[A run of records]
________

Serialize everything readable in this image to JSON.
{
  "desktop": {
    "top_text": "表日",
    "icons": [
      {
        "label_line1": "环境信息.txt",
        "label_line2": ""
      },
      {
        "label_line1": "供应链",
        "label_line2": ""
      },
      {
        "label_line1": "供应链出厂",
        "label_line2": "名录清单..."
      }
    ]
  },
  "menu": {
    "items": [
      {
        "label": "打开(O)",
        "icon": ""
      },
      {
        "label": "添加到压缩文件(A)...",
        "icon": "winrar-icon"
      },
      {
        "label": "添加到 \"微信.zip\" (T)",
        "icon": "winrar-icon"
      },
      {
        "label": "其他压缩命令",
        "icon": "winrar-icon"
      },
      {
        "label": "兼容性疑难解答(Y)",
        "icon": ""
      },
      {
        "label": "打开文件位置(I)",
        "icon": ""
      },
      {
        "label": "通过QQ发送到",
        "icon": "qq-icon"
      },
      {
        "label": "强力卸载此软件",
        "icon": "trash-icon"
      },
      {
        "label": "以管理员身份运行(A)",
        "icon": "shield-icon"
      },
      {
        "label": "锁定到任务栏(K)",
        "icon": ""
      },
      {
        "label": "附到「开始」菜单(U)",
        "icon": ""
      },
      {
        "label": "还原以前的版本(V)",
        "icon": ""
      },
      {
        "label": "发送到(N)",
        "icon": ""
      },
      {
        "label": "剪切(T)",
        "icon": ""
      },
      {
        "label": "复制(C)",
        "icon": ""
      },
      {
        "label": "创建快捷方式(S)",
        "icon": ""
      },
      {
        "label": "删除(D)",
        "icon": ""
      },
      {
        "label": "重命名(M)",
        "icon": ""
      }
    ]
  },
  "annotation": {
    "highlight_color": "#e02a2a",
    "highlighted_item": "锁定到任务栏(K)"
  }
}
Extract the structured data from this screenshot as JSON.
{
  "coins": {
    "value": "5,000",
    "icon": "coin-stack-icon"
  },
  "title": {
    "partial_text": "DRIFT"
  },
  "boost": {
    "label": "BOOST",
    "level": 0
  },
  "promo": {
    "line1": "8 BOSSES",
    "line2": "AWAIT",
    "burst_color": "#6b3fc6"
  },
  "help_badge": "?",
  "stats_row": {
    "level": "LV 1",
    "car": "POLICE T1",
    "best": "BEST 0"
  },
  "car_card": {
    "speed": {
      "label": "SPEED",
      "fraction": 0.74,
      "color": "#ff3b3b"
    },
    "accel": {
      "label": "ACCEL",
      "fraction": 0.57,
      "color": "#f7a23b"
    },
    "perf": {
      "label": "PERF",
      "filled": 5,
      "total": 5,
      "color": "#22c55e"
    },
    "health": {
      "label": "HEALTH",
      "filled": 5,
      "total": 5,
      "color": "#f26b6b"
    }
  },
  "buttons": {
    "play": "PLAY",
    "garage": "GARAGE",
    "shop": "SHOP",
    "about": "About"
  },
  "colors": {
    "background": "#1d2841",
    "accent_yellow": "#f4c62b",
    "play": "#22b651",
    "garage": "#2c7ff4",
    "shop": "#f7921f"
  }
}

________

TASK STATEMENT - Repeat the data in its entirety, character for character.

SOLUTION BELOW -
Serialize everything readable in this image to JSON.
{
  "desktop": {
    "top_text": "表日",
    "icons": [
      {
        "label_line1": "环境信息.txt",
        "label_line2": ""
      },
      {
        "label_line1": "供应链",
        "label_line2": ""
      },
      {
        "label_line1": "供应链出厂",
        "label_line2": "名录清单..."
      }
    ]
  },
  "menu": {
    "items": [
      {
        "label": "打开(O)",
        "icon": ""
      },
      {
        "label": "添加到压缩文件(A)...",
        "icon": "winrar-icon"
      },
      {
        "label": "添加到 \"微信.zip\" (T)",
        "icon": "winrar-icon"
      },
      {
        "label": "其他压缩命令",
        "icon": "winrar-icon"
      },
      {
        "label": "兼容性疑难解答(Y)",
        "icon": ""
      },
      {
        "label": "打开文件位置(I)",
        "icon": ""
      },
      {
        "label": "通过QQ发送到",
        "icon": "qq-icon"
      },
      {
        "label": "强力卸载此软件",
        "icon": "trash-icon"
      },
      {
        "label": "以管理员身份运行(A)",
        "icon": "shield-icon"
      },
      {
        "label": "锁定到任务栏(K)",
        "icon": ""
      },
      {
        "label": "附到「开始」菜单(U)",
        "icon": ""
      },
      {
        "label": "还原以前的版本(V)",
        "icon": ""
      },
      {
        "label": "发送到(N)",
        "icon": ""
      },
      {
        "label": "剪切(T)",
        "icon": ""
      },
      {
        "label": "复制(C)",
        "icon": ""
      },
      {
        "label": "创建快捷方式(S)",
        "icon": ""
      },
      {
        "label": "删除(D)",
        "icon": ""
      },
      {
        "label": "重命名(M)",
        "icon": ""
      }
    ]
  },
  "annotation": {
    "highlight_color": "#e02a2a",
    "highlighted_item": "锁定到任务栏(K)"
  }
}
Extract the structured data from this screenshot as JSON.
{
  "coins": {
    "value": "5,000",
    "icon": "coin-stack-icon"
  },
  "title": {
    "partial_text": "DRIFT"
  },
  "boost": {
    "label": "BOOST",
    "level": 0
  },
  "promo": {
    "line1": "8 BOSSES",
    "line2": "AWAIT",
    "burst_color": "#6b3fc6"
  },
  "help_badge": "?",
  "stats_row": {
    "level": "LV 1",
    "car": "POLICE T1",
    "best": "BEST 0"
  },
  "car_card": {
    "speed": {
      "label": "SPEED",
      "fraction": 0.74,
      "color": "#ff3b3b"
    },
    "accel": {
      "label": "ACCEL",
      "fraction": 0.57,
      "color": "#f7a23b"
    },
    "perf": {
      "label": "PERF",
      "filled": 5,
      "total": 5,
      "color": "#22c55e"
    },
    "health": {
      "label": "HEALTH",
      "filled": 5,
      "total": 5,
      "color": "#f26b6b"
    }
  },
  "buttons": {
    "play": "PLAY",
    "garage": "GARAGE",
    "shop": "SHOP",
    "about": "About"
  },
  "colors": {
    "background": "#1d2841",
    "accent_yellow": "#f4c62b",
    "play": "#22b651",
    "garage": "#2c7ff4",
    "shop": "#f7921f"
  }
}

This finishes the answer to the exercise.